### Dataset excerpt
──────────

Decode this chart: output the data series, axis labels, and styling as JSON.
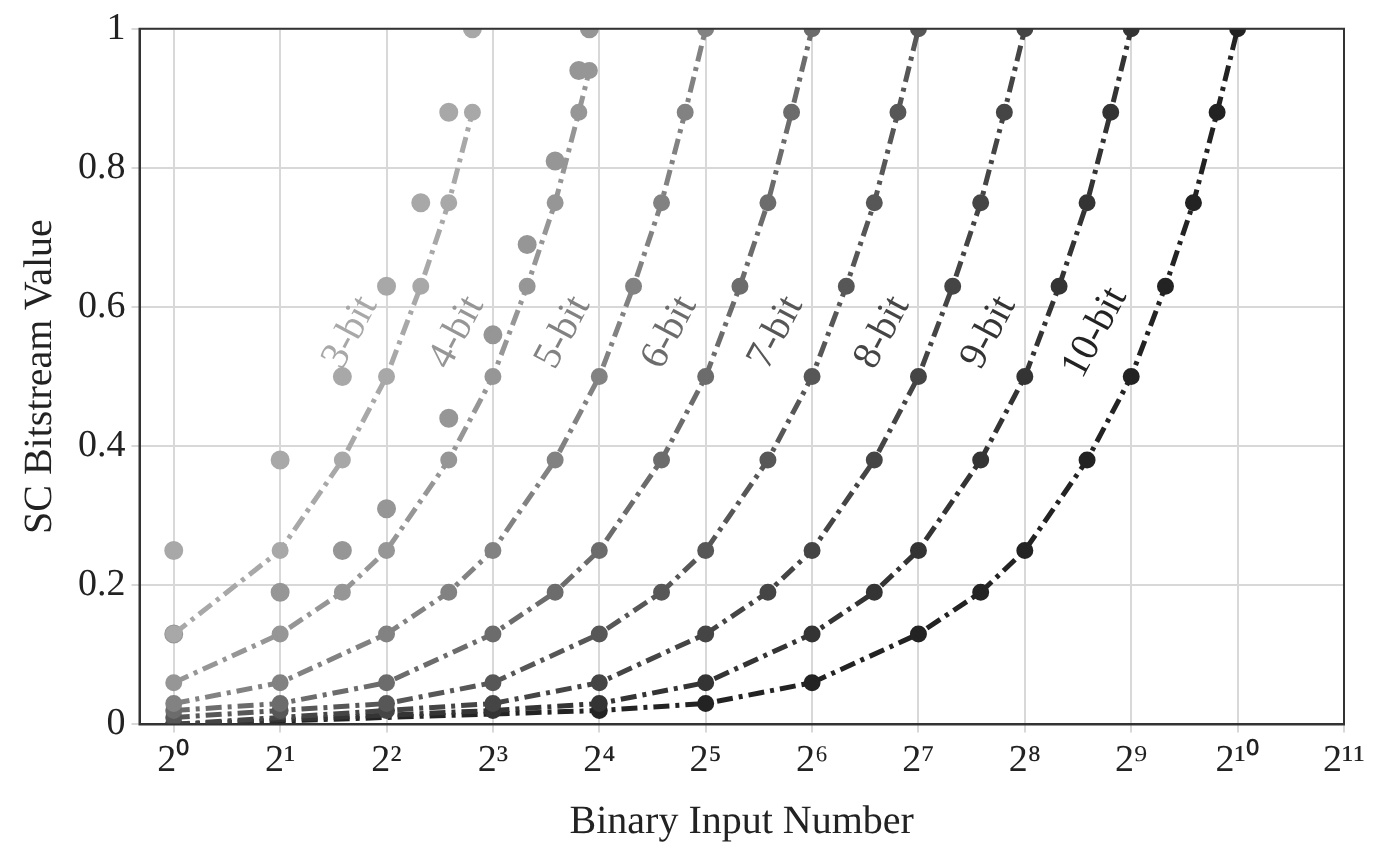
{
  "chart_data": {
    "type": "line",
    "xlabel": "Binary Input Number",
    "ylabel": "SC Bitstream Value",
    "log": "x",
    "xlim": [
      0.8,
      2048
    ],
    "ylim": [
      0,
      1
    ],
    "xticks": [
      {
        "value": 1,
        "label": "2⁰"
      },
      {
        "value": 2,
        "label": "2¹"
      },
      {
        "value": 4,
        "label": "2²"
      },
      {
        "value": 8,
        "label": "2³"
      },
      {
        "value": 16,
        "label": "2⁴"
      },
      {
        "value": 32,
        "label": "2⁵"
      },
      {
        "value": 64,
        "label": "2⁶"
      },
      {
        "value": 128,
        "label": "2⁷"
      },
      {
        "value": 256,
        "label": "2⁸"
      },
      {
        "value": 512,
        "label": "2⁹"
      },
      {
        "value": 1024,
        "label": "2¹⁰"
      },
      {
        "value": 2048,
        "label": "2¹¹"
      }
    ],
    "yticks": [
      0,
      0.2,
      0.4,
      0.6,
      0.8,
      1
    ],
    "grid": true,
    "legend": false,
    "marker": "circle",
    "line_style": "dashed",
    "series": [
      {
        "name": "3-bit",
        "color": "#a8a8a8",
        "x": [
          1,
          2,
          3,
          4,
          5,
          6,
          7
        ],
        "values": [
          0.13,
          0.25,
          0.38,
          0.5,
          0.63,
          0.75,
          0.88
        ]
      },
      {
        "type": "scatter",
        "color": "#a8a8a8",
        "x": [
          1,
          2,
          3,
          4,
          5,
          6,
          7
        ],
        "values": [
          0.25,
          0.38,
          0.5,
          0.63,
          0.75,
          0.88,
          1
        ]
      },
      {
        "name": "4-bit",
        "color": "#969696",
        "x": [
          1,
          2,
          3,
          4,
          6,
          8,
          10,
          12,
          14,
          15
        ],
        "values": [
          0.06,
          0.13,
          0.19,
          0.25,
          0.38,
          0.5,
          0.63,
          0.75,
          0.88,
          0.94
        ]
      },
      {
        "type": "scatter",
        "color": "#969696",
        "x": [
          1,
          2,
          3,
          4,
          6,
          8,
          10,
          12,
          14,
          15
        ],
        "values": [
          0.13,
          0.19,
          0.25,
          0.31,
          0.44,
          0.56,
          0.69,
          0.81,
          0.94,
          1
        ]
      },
      {
        "name": "5-bit",
        "color": "#828282",
        "x": [
          1,
          2,
          4,
          6,
          8,
          12,
          16,
          20,
          24,
          28,
          32
        ],
        "values": [
          0.03,
          0.06,
          0.13,
          0.19,
          0.25,
          0.38,
          0.5,
          0.63,
          0.75,
          0.88,
          1
        ]
      },
      {
        "name": "6-bit",
        "color": "#6c6c6c",
        "x": [
          1,
          2,
          4,
          8,
          12,
          16,
          24,
          32,
          40,
          48,
          56,
          64
        ],
        "values": [
          0.02,
          0.03,
          0.06,
          0.13,
          0.19,
          0.25,
          0.38,
          0.5,
          0.63,
          0.75,
          0.88,
          1
        ]
      },
      {
        "name": "7-bit",
        "color": "#575757",
        "x": [
          1,
          2,
          4,
          8,
          16,
          24,
          32,
          48,
          64,
          80,
          96,
          112,
          128
        ],
        "values": [
          0.01,
          0.02,
          0.03,
          0.06,
          0.13,
          0.19,
          0.25,
          0.38,
          0.5,
          0.63,
          0.75,
          0.88,
          1
        ]
      },
      {
        "name": "8-bit",
        "color": "#454545",
        "x": [
          1,
          4,
          8,
          16,
          32,
          48,
          64,
          96,
          128,
          160,
          192,
          224,
          256
        ],
        "values": [
          0,
          0.02,
          0.03,
          0.06,
          0.13,
          0.19,
          0.25,
          0.38,
          0.5,
          0.63,
          0.75,
          0.88,
          1
        ]
      },
      {
        "name": "9-bit",
        "color": "#343434",
        "x": [
          1,
          8,
          16,
          32,
          64,
          96,
          128,
          192,
          256,
          320,
          384,
          448,
          512
        ],
        "values": [
          0,
          0.02,
          0.03,
          0.06,
          0.13,
          0.19,
          0.25,
          0.38,
          0.5,
          0.63,
          0.75,
          0.88,
          1
        ]
      },
      {
        "name": "10-bit",
        "color": "#232323",
        "x": [
          1,
          16,
          32,
          64,
          128,
          192,
          256,
          384,
          512,
          640,
          768,
          896,
          1024
        ],
        "values": [
          0,
          0.02,
          0.03,
          0.06,
          0.13,
          0.19,
          0.25,
          0.38,
          0.5,
          0.63,
          0.75,
          0.88,
          1
        ]
      }
    ]
  }
}
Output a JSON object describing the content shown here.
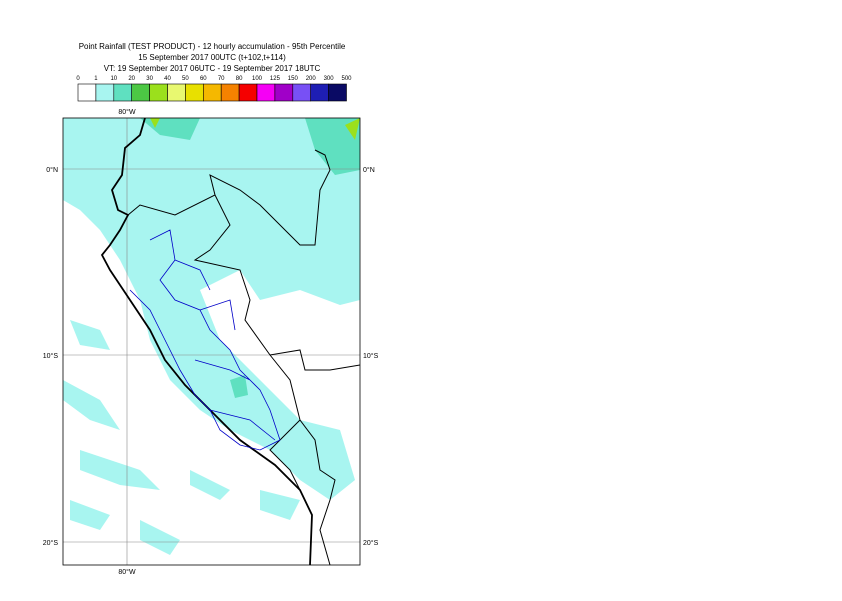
{
  "title": [
    "Point Rainfall (TEST PRODUCT) - 12 hourly accumulation - 95th Percentile",
    "15 September 2017 00UTC (t+102,t+114)",
    "VT: 19 September 2017 06UTC - 19 September 2017 18UTC"
  ],
  "legend": {
    "labels": [
      "0",
      "1",
      "10",
      "20",
      "30",
      "40",
      "50",
      "60",
      "70",
      "80",
      "100",
      "125",
      "150",
      "200",
      "300",
      "500"
    ],
    "colors": [
      "#ffffff",
      "#a8f5f0",
      "#5fe0c0",
      "#4cc844",
      "#9be01c",
      "#e8f870",
      "#e8e000",
      "#f5b800",
      "#f58200",
      "#f50000",
      "#f500f5",
      "#a000c8",
      "#7850f5",
      "#1e1eb4",
      "#0a0a64"
    ]
  },
  "axes": {
    "top_label": "80°W",
    "bottom_label": "80°W",
    "left_labels": [
      "0°N",
      "10°S",
      "20°S"
    ],
    "right_labels": [
      "0°N",
      "10°S",
      "20°S"
    ]
  }
}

──────────

### Set exercise
Copy each line exactly, and leave the pictures out of your copy.

### Written reply
Decode this chart: output the data series, axis labels, and styling as JSON.
{
  "chart_data": {
    "type": "line",
    "xlabel": "Binary Input Number",
    "ylabel": "SC Bitstream Value",
    "log": "x",
    "xlim": [
      0.8,
      2048
    ],
    "ylim": [
      0,
      1
    ],
    "xticks": [
      {
        "value": 1,
        "label": "2⁰"
      },
      {
        "value": 2,
        "label": "2¹"
      },
      {
        "value": 4,
        "label": "2²"
      },
      {
        "value": 8,
        "label": "2³"
      },
      {
        "value": 16,
        "label": "2⁴"
      },
      {
        "value": 32,
        "label": "2⁵"
      },
      {
        "value": 64,
        "label": "2⁶"
      },
      {
        "value": 128,
        "label": "2⁷"
      },
      {
        "value": 256,
        "label": "2⁸"
      },
      {
        "value": 512,
        "label": "2⁹"
      },
      {
        "value": 1024,
        "label": "2¹⁰"
      },
      {
        "value": 2048,
        "label": "2¹¹"
      }
    ],
    "yticks": [
      0,
      0.2,
      0.4,
      0.6,
      0.8,
      1
    ],
    "grid": true,
    "legend": false,
    "marker": "circle",
    "line_style": "dashed",
    "series": [
      {
        "name": "3-bit",
        "color": "#a8a8a8",
        "x": [
          1,
          2,
          3,
          4,
          5,
          6,
          7
        ],
        "values": [
          0.13,
          0.25,
          0.38,
          0.5,
          0.63,
          0.75,
          0.88
        ]
      },
      {
        "type": "scatter",
        "color": "#a8a8a8",
        "x": [
          1,
          2,
          3,
          4,
          5,
          6,
          7
        ],
        "values": [
          0.25,
          0.38,
          0.5,
          0.63,
          0.75,
          0.88,
          1
        ]
      },
      {
        "name": "4-bit",
        "color": "#969696",
        "x": [
          1,
          2,
          3,
          4,
          6,
          8,
          10,
          12,
          14,
          15
        ],
        "values": [
          0.06,
          0.13,
          0.19,
          0.25,
          0.38,
          0.5,
          0.63,
          0.75,
          0.88,
          0.94
        ]
      },
      {
        "type": "scatter",
        "color": "#969696",
        "x": [
          1,
          2,
          3,
          4,
          6,
          8,
          10,
          12,
          14,
          15
        ],
        "values": [
          0.13,
          0.19,
          0.25,
          0.31,
          0.44,
          0.56,
          0.69,
          0.81,
          0.94,
          1
        ]
      },
      {
        "name": "5-bit",
        "color": "#828282",
        "x": [
          1,
          2,
          4,
          6,
          8,
          12,
          16,
          20,
          24,
          28,
          32
        ],
        "values": [
          0.03,
          0.06,
          0.13,
          0.19,
          0.25,
          0.38,
          0.5,
          0.63,
          0.75,
          0.88,
          1
        ]
      },
      {
        "name": "6-bit",
        "color": "#6c6c6c",
        "x": [
          1,
          2,
          4,
          8,
          12,
          16,
          24,
          32,
          40,
          48,
          56,
          64
        ],
        "values": [
          0.02,
          0.03,
          0.06,
          0.13,
          0.19,
          0.25,
          0.38,
          0.5,
          0.63,
          0.75,
          0.88,
          1
        ]
      },
      {
        "name": "7-bit",
        "color": "#575757",
        "x": [
          1,
          2,
          4,
          8,
          16,
          24,
          32,
          48,
          64,
          80,
          96,
          112,
          128
        ],
        "values": [
          0.01,
          0.02,
          0.03,
          0.06,
          0.13,
          0.19,
          0.25,
          0.38,
          0.5,
          0.63,
          0.75,
          0.88,
          1
        ]
      },
      {
        "name": "8-bit",
        "color": "#454545",
        "x": [
          1,
          4,
          8,
          16,
          32,
          48,
          64,
          96,
          128,
          160,
          192,
          224,
          256
        ],
        "values": [
          0,
          0.02,
          0.03,
          0.06,
          0.13,
          0.19,
          0.25,
          0.38,
          0.5,
          0.63,
          0.75,
          0.88,
          1
        ]
      },
      {
        "name": "9-bit",
        "color": "#343434",
        "x": [
          1,
          8,
          16,
          32,
          64,
          96,
          128,
          192,
          256,
          320,
          384,
          448,
          512
        ],
        "values": [
          0,
          0.02,
          0.03,
          0.06,
          0.13,
          0.19,
          0.25,
          0.38,
          0.5,
          0.63,
          0.75,
          0.88,
          1
        ]
      },
      {
        "name": "10-bit",
        "color": "#232323",
        "x": [
          1,
          16,
          32,
          64,
          128,
          192,
          256,
          384,
          512,
          640,
          768,
          896,
          1024
        ],
        "values": [
          0,
          0.02,
          0.03,
          0.06,
          0.13,
          0.19,
          0.25,
          0.38,
          0.5,
          0.63,
          0.75,
          0.88,
          1
        ]
      }
    ]
  }
}
Output a JSON object describing the content shown here.
{
  "title": [
    "Point Rainfall (TEST PRODUCT) - 12 hourly accumulation - 95th Percentile",
    "15 September 2017 00UTC (t+102,t+114)",
    "VT: 19 September 2017 06UTC - 19 September 2017 18UTC"
  ],
  "legend": {
    "labels": [
      "0",
      "1",
      "10",
      "20",
      "30",
      "40",
      "50",
      "60",
      "70",
      "80",
      "100",
      "125",
      "150",
      "200",
      "300",
      "500"
    ],
    "colors": [
      "#ffffff",
      "#a8f5f0",
      "#5fe0c0",
      "#4cc844",
      "#9be01c",
      "#e8f870",
      "#e8e000",
      "#f5b800",
      "#f58200",
      "#f50000",
      "#f500f5",
      "#a000c8",
      "#7850f5",
      "#1e1eb4",
      "#0a0a64"
    ]
  },
  "axes": {
    "top_label": "80°W",
    "bottom_label": "80°W",
    "left_labels": [
      "0°N",
      "10°S",
      "20°S"
    ],
    "right_labels": [
      "0°N",
      "10°S",
      "20°S"
    ]
  }
}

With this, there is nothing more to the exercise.